Find each line containing the word "присутствующих" and report how many there are. Add nothing else.
--- Start of Records for this task ---
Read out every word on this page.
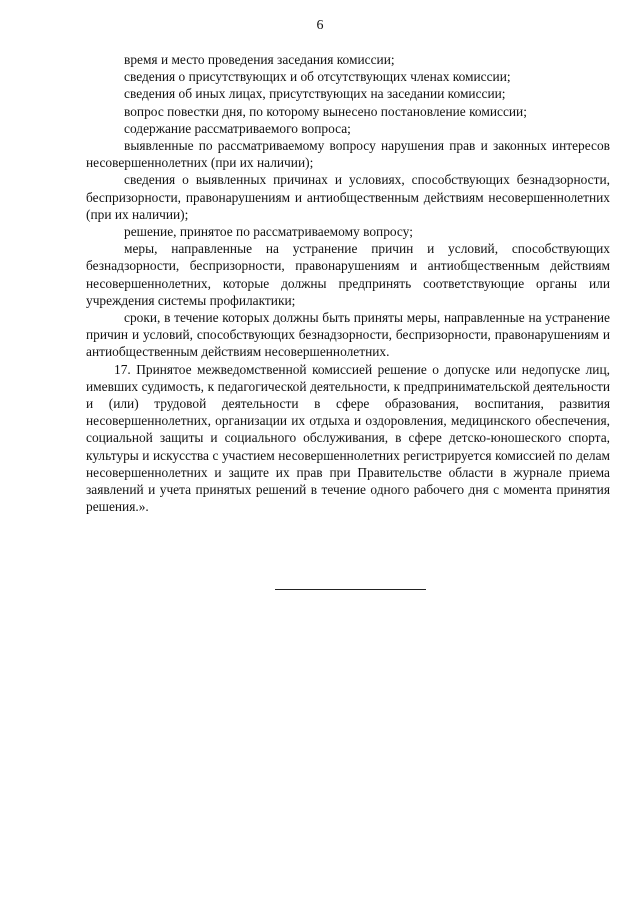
6

время и место проведения заседания комиссии;

сведения о присутствующих и об отсутствующих членах комиссии;

сведения об иных лицах, присутствующих на заседании комиссии;

вопрос повестки дня, по которому вынесено постановление комиссии;

содержание рассматриваемого вопроса;

выявленные по рассматриваемому вопросу нарушения прав и законных интересов несовершеннолетних (при их наличии);

сведения о выявленных причинах и условиях, способствующих безнадзорности, беспризорности, правонарушениям и антиобщественным действиям несовершеннолетних (при их наличии);

решение, принятое по рассматриваемому вопросу;

меры, направленные на устранение причин и условий, способствующих безнадзорности, беспризорности, правонарушениям и антиобщественным действиям несовершеннолетних, которые должны предпринять соответствующие органы или учреждения системы профилактики;

сроки, в течение которых должны быть приняты меры, направленные на устранение причин и условий, способствующих безнадзорности, беспризорности, правонарушениям и антиобщественным действиям несовершеннолетних.

17. Принятое межведомственной комиссией решение о допуске или недопуске лиц, имевших судимость, к педагогической деятельности, к предпринимательской деятельности и (или) трудовой деятельности в сфере образования, воспитания, развития несовершеннолетних, организации их отдыха и оздоровления, медицинского обеспечения, социальной защиты и социального обслуживания, в сфере детско-юношеского спорта, культуры и искусства с участием несовершеннолетних регистрируется комиссией по делам несовершеннолетних и защите их прав при Правительстве области в журнале приема заявлений и учета принятых решений в течение одного рабочего дня с момента принятия решения.».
--- End of Records for this task ---
→ Finished exercise: 2